## start RECORDED INFORMATION

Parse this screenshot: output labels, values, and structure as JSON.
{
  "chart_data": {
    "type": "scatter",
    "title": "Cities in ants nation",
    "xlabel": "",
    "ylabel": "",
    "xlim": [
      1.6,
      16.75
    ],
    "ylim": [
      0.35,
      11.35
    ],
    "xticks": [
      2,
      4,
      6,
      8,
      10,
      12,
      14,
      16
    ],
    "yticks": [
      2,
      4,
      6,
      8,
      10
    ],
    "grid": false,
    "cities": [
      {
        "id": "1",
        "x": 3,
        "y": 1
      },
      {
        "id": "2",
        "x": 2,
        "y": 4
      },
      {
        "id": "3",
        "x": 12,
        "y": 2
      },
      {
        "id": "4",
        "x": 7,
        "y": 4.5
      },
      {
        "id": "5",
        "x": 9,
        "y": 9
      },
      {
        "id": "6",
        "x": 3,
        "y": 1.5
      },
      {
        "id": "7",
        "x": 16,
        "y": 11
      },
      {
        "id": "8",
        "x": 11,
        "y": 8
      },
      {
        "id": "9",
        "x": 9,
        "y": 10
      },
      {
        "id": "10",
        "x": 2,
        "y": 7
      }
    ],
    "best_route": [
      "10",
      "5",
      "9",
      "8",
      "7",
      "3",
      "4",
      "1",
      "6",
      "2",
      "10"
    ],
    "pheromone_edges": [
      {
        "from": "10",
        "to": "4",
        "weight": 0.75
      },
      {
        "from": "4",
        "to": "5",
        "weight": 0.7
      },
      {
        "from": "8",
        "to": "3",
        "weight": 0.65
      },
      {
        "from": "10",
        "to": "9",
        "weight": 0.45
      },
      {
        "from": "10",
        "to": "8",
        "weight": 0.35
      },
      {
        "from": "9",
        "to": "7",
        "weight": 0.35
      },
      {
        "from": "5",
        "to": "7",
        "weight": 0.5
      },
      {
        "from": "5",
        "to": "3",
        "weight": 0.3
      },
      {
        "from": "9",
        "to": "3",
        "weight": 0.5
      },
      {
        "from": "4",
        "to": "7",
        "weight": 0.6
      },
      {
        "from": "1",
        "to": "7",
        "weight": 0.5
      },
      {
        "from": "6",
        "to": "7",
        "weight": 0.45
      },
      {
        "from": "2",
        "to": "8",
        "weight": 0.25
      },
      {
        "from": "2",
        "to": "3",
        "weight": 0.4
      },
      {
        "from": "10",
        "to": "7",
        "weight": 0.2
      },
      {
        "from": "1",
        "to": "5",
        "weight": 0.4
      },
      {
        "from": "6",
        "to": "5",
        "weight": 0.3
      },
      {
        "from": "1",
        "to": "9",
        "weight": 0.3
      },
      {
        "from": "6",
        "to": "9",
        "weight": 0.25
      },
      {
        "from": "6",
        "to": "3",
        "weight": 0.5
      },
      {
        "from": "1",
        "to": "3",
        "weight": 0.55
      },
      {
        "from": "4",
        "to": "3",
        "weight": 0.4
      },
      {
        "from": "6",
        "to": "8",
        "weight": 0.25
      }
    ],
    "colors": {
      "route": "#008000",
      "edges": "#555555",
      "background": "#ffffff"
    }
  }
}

## end RECORDED INFORMATION

■ TASK TO CARRY OUT: Quote each line above in full, word for word.

■ EXERCISE OUTPUT:
Parse this screenshot: output labels, values, and structure as JSON.
{
  "chart_data": {
    "type": "scatter",
    "title": "Cities in ants nation",
    "xlabel": "",
    "ylabel": "",
    "xlim": [
      1.6,
      16.75
    ],
    "ylim": [
      0.35,
      11.35
    ],
    "xticks": [
      2,
      4,
      6,
      8,
      10,
      12,
      14,
      16
    ],
    "yticks": [
      2,
      4,
      6,
      8,
      10
    ],
    "grid": false,
    "cities": [
      {
        "id": "1",
        "x": 3,
        "y": 1
      },
      {
        "id": "2",
        "x": 2,
        "y": 4
      },
      {
        "id": "3",
        "x": 12,
        "y": 2
      },
      {
        "id": "4",
        "x": 7,
        "y": 4.5
      },
      {
        "id": "5",
        "x": 9,
        "y": 9
      },
      {
        "id": "6",
        "x": 3,
        "y": 1.5
      },
      {
        "id": "7",
        "x": 16,
        "y": 11
      },
      {
        "id": "8",
        "x": 11,
        "y": 8
      },
      {
        "id": "9",
        "x": 9,
        "y": 10
      },
      {
        "id": "10",
        "x": 2,
        "y": 7
      }
    ],
    "best_route": [
      "10",
      "5",
      "9",
      "8",
      "7",
      "3",
      "4",
      "1",
      "6",
      "2",
      "10"
    ],
    "pheromone_edges": [
      {
        "from": "10",
        "to": "4",
        "weight": 0.75
      },
      {
        "from": "4",
        "to": "5",
        "weight": 0.7
      },
      {
        "from": "8",
        "to": "3",
        "weight": 0.65
      },
      {
        "from": "10",
        "to": "9",
        "weight": 0.45
      },
      {
        "from": "10",
        "to": "8",
        "weight": 0.35
      },
      {
        "from": "9",
        "to": "7",
        "weight": 0.35
      },
      {
        "from": "5",
        "to": "7",
        "weight": 0.5
      },
      {
        "from": "5",
        "to": "3",
        "weight": 0.3
      },
      {
        "from": "9",
        "to": "3",
        "weight": 0.5
      },
      {
        "from": "4",
        "to": "7",
        "weight": 0.6
      },
      {
        "from": "1",
        "to": "7",
        "weight": 0.5
      },
      {
        "from": "6",
        "to": "7",
        "weight": 0.45
      },
      {
        "from": "2",
        "to": "8",
        "weight": 0.25
      },
      {
        "from": "2",
        "to": "3",
        "weight": 0.4
      },
      {
        "from": "10",
        "to": "7",
        "weight": 0.2
      },
      {
        "from": "1",
        "to": "5",
        "weight": 0.4
      },
      {
        "from": "6",
        "to": "5",
        "weight": 0.3
      },
      {
        "from": "1",
        "to": "9",
        "weight": 0.3
      },
      {
        "from": "6",
        "to": "9",
        "weight": 0.25
      },
      {
        "from": "6",
        "to": "3",
        "weight": 0.5
      },
      {
        "from": "1",
        "to": "3",
        "weight": 0.55
      },
      {
        "from": "4",
        "to": "3",
        "weight": 0.4
      },
      {
        "from": "6",
        "to": "8",
        "weight": 0.25
      }
    ],
    "colors": {
      "route": "#008000",
      "edges": "#555555",
      "background": "#ffffff"
    }
  }
}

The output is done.